>> START Items
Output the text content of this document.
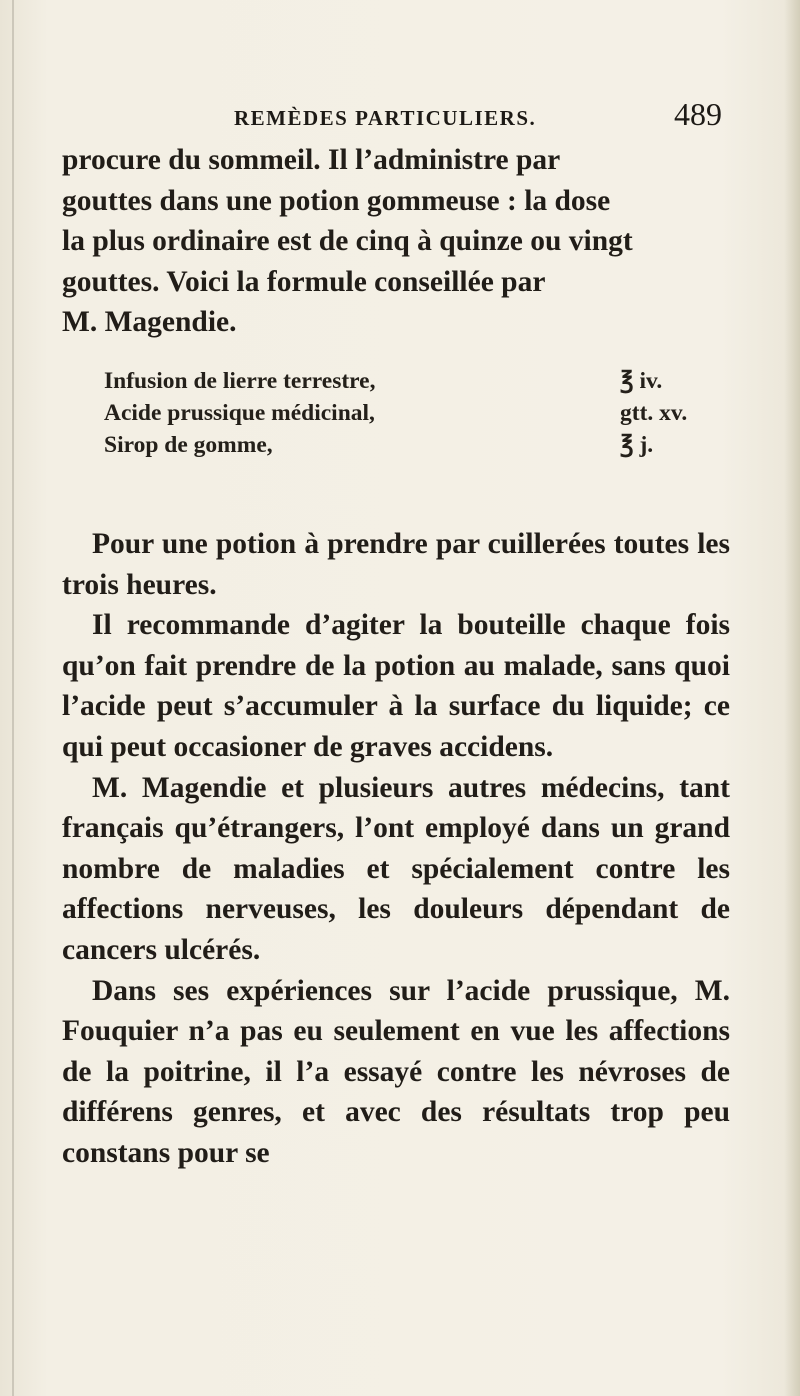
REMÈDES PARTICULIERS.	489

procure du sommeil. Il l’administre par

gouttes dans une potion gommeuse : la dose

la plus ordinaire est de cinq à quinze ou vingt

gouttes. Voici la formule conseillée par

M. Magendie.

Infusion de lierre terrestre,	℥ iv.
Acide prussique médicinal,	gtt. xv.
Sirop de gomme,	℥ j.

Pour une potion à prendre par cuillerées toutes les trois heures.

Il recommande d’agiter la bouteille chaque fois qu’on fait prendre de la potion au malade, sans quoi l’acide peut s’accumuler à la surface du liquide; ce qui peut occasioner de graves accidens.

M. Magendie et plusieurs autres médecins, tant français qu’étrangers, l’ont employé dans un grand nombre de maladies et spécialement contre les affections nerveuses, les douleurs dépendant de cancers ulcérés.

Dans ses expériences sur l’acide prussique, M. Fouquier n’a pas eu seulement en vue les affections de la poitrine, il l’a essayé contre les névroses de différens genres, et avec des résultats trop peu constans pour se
>> END Items
>> START Items
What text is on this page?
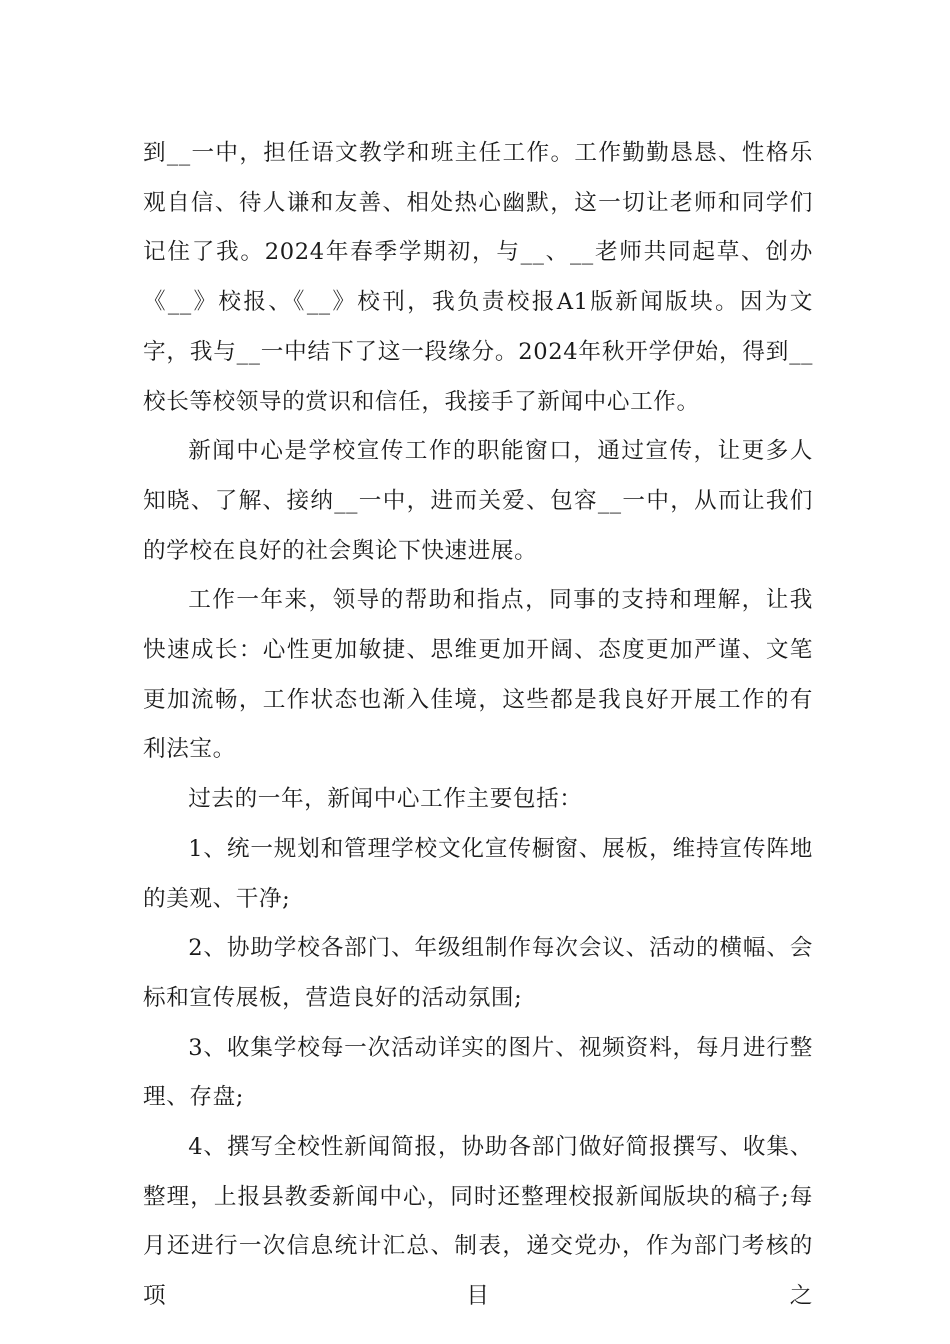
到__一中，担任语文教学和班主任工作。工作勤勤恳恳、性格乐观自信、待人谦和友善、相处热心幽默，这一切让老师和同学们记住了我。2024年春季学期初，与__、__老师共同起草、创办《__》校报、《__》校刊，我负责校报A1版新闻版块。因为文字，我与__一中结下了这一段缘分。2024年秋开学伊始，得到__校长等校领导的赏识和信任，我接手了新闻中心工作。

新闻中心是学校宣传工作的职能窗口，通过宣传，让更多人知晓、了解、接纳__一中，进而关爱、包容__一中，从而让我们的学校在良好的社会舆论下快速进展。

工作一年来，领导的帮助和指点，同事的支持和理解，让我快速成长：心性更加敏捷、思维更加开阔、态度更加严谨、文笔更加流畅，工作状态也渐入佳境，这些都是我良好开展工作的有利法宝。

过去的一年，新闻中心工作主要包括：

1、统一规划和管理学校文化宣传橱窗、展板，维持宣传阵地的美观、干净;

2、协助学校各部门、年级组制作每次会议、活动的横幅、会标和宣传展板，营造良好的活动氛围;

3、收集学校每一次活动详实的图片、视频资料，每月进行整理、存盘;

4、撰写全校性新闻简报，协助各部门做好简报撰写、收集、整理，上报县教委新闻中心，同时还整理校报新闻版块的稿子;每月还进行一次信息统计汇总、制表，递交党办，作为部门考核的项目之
>> END Items
* **Problem details**:
Write down only the number of lines that contain the string "affections" in the listing.

* **Task solution**:
2